▶ _Exercise task_
In the listing that follows, count the lines holding the word "title" and report only that number.

▶ _Dataset content_
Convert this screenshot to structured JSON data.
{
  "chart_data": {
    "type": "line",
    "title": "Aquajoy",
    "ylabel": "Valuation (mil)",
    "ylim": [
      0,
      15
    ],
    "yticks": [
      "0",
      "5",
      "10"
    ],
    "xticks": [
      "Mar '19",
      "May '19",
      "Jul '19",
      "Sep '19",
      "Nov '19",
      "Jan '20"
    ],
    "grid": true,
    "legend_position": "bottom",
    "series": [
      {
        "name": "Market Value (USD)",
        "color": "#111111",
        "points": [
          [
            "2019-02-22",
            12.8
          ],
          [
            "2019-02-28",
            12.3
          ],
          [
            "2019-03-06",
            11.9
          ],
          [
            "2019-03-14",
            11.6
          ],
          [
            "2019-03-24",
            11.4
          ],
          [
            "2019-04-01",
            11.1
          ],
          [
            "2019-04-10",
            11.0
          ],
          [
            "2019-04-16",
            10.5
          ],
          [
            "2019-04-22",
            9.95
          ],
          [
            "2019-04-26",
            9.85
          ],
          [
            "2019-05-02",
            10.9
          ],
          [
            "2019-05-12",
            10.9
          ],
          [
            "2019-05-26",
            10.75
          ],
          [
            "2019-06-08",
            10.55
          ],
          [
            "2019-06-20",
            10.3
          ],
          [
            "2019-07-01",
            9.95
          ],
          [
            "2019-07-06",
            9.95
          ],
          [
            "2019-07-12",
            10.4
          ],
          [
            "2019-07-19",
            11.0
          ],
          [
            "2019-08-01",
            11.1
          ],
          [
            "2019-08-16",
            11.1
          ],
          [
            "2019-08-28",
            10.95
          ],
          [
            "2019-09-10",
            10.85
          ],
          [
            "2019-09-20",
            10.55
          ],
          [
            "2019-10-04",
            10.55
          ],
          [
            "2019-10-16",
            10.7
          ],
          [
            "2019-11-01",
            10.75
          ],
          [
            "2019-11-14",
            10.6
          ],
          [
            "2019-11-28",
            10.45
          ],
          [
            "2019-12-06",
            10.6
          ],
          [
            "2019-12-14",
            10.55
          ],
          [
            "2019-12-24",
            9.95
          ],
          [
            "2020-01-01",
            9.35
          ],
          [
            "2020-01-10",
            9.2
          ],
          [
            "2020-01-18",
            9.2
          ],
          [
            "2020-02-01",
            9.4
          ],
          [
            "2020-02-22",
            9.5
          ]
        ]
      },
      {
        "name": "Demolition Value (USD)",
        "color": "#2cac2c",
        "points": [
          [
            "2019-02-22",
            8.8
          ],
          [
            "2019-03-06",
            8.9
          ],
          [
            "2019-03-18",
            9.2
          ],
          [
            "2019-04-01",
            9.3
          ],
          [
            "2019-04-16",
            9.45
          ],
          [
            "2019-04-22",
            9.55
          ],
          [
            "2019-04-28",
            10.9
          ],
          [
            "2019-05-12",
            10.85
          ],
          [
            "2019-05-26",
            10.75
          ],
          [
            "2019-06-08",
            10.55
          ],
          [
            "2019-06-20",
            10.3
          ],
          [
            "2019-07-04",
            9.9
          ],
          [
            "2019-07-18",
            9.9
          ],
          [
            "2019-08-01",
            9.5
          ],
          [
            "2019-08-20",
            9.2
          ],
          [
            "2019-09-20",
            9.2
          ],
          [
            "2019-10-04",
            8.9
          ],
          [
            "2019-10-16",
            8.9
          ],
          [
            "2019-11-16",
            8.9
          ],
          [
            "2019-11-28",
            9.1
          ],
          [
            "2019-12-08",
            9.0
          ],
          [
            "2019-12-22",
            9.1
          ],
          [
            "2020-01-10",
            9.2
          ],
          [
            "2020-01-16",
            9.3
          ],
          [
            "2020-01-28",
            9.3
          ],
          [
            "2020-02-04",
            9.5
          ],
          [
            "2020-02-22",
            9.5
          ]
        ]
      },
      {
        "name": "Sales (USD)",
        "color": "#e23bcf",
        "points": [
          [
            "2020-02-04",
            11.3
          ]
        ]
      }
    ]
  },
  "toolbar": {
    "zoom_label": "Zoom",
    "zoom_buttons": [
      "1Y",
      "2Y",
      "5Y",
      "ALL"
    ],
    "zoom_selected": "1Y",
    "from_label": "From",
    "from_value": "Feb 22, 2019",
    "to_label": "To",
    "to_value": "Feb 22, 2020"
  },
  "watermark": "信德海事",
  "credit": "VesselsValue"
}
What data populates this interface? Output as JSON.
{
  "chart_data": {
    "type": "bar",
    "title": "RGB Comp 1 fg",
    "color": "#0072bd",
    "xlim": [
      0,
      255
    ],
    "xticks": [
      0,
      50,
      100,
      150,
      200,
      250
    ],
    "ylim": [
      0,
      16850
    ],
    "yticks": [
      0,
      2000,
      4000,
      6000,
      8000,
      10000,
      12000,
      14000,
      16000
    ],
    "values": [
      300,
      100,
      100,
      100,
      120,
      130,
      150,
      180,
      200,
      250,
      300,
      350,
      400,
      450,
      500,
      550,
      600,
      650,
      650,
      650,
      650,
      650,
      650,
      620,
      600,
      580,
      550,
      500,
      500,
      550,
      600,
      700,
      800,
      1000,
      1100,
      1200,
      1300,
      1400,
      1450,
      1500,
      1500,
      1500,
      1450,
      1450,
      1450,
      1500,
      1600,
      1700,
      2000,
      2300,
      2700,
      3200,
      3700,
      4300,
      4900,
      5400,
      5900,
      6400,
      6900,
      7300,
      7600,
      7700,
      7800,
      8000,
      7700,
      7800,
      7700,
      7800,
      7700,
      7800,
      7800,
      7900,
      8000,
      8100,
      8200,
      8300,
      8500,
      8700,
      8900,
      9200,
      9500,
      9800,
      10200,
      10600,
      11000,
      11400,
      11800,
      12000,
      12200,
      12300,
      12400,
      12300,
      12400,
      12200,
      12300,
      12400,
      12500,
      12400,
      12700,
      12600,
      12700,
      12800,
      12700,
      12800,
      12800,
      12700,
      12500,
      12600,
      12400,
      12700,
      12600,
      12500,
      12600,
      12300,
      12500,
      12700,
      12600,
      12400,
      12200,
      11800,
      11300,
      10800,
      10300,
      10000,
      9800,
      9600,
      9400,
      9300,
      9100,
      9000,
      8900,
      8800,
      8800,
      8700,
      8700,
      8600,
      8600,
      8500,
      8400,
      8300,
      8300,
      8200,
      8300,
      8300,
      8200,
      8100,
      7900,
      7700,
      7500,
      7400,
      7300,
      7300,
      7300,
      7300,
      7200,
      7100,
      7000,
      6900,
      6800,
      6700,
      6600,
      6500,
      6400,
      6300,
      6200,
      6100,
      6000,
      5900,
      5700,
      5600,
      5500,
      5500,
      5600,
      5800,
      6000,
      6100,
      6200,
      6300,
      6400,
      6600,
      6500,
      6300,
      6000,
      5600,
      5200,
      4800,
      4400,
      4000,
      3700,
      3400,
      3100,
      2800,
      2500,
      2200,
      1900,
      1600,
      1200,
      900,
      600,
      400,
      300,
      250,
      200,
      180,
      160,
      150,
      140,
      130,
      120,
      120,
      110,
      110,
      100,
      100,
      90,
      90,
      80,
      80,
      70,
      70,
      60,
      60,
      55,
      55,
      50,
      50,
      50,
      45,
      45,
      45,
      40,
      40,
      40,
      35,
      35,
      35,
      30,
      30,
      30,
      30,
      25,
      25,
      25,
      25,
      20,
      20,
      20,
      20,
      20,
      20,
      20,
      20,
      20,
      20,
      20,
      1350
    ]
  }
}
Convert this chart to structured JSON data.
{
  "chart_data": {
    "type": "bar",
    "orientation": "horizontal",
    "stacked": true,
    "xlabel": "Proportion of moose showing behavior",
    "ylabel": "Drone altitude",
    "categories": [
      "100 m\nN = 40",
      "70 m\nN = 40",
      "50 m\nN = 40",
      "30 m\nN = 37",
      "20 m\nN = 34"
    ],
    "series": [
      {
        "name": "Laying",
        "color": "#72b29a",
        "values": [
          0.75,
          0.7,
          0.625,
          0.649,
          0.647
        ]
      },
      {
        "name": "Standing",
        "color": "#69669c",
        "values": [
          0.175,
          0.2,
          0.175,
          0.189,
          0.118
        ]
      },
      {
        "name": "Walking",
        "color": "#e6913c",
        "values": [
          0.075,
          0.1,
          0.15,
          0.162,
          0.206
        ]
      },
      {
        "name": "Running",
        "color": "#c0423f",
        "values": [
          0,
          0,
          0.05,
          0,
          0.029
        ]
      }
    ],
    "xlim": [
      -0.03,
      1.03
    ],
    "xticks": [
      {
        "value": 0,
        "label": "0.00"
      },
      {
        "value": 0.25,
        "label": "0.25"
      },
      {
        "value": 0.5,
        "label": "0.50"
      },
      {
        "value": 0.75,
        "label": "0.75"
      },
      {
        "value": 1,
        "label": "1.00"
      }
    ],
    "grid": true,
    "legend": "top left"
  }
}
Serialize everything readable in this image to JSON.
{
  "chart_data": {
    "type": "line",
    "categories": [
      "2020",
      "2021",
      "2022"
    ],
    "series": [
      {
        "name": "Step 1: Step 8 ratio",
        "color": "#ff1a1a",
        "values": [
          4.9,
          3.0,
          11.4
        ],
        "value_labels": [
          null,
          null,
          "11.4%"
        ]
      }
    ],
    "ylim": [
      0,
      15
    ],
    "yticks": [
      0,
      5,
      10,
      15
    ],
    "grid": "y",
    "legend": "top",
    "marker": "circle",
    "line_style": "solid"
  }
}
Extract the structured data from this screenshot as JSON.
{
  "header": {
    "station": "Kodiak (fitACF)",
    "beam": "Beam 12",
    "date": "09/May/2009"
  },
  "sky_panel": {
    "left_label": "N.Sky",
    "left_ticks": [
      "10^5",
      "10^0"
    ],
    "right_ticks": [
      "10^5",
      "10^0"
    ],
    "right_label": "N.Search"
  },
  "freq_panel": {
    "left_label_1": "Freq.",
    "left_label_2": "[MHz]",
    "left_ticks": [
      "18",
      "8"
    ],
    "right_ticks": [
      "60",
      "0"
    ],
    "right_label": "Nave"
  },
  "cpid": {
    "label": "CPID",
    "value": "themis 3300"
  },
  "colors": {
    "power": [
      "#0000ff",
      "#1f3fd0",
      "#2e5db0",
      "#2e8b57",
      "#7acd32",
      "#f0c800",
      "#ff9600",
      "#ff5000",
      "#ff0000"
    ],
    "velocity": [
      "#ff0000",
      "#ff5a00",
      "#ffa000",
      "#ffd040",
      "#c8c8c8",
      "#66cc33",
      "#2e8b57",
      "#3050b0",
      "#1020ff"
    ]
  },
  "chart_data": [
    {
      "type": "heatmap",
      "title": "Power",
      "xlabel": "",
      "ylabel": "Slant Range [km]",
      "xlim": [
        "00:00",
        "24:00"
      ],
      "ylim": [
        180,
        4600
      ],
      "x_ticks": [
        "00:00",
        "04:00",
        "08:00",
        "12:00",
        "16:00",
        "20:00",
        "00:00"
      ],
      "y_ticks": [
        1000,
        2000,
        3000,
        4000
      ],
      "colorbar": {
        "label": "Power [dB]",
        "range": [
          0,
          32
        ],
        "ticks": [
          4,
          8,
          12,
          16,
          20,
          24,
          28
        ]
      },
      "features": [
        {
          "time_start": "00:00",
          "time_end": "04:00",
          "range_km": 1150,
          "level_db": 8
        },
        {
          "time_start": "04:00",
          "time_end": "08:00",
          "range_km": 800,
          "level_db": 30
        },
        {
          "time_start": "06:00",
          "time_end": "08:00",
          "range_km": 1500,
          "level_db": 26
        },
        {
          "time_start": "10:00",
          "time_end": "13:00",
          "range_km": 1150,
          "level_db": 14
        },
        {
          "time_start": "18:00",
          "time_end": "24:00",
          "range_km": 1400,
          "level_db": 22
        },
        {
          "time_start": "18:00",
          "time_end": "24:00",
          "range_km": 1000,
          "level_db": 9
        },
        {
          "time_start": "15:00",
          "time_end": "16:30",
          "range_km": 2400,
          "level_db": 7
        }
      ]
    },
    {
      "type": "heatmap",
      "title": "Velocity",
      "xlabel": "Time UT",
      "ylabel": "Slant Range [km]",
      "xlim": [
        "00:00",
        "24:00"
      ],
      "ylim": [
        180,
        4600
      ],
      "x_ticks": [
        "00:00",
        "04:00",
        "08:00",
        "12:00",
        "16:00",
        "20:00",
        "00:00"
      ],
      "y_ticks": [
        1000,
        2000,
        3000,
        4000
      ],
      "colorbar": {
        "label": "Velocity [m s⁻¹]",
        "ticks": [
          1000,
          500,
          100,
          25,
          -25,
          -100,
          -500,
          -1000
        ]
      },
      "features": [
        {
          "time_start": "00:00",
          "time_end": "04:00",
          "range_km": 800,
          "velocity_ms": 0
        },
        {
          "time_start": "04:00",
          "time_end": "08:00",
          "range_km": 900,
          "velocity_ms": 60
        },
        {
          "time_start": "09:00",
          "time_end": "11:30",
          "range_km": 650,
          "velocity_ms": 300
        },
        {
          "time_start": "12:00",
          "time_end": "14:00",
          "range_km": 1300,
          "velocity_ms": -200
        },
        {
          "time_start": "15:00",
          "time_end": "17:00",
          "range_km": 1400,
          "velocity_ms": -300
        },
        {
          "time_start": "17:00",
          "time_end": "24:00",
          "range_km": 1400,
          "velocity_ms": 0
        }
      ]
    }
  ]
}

▶ _Reply_
4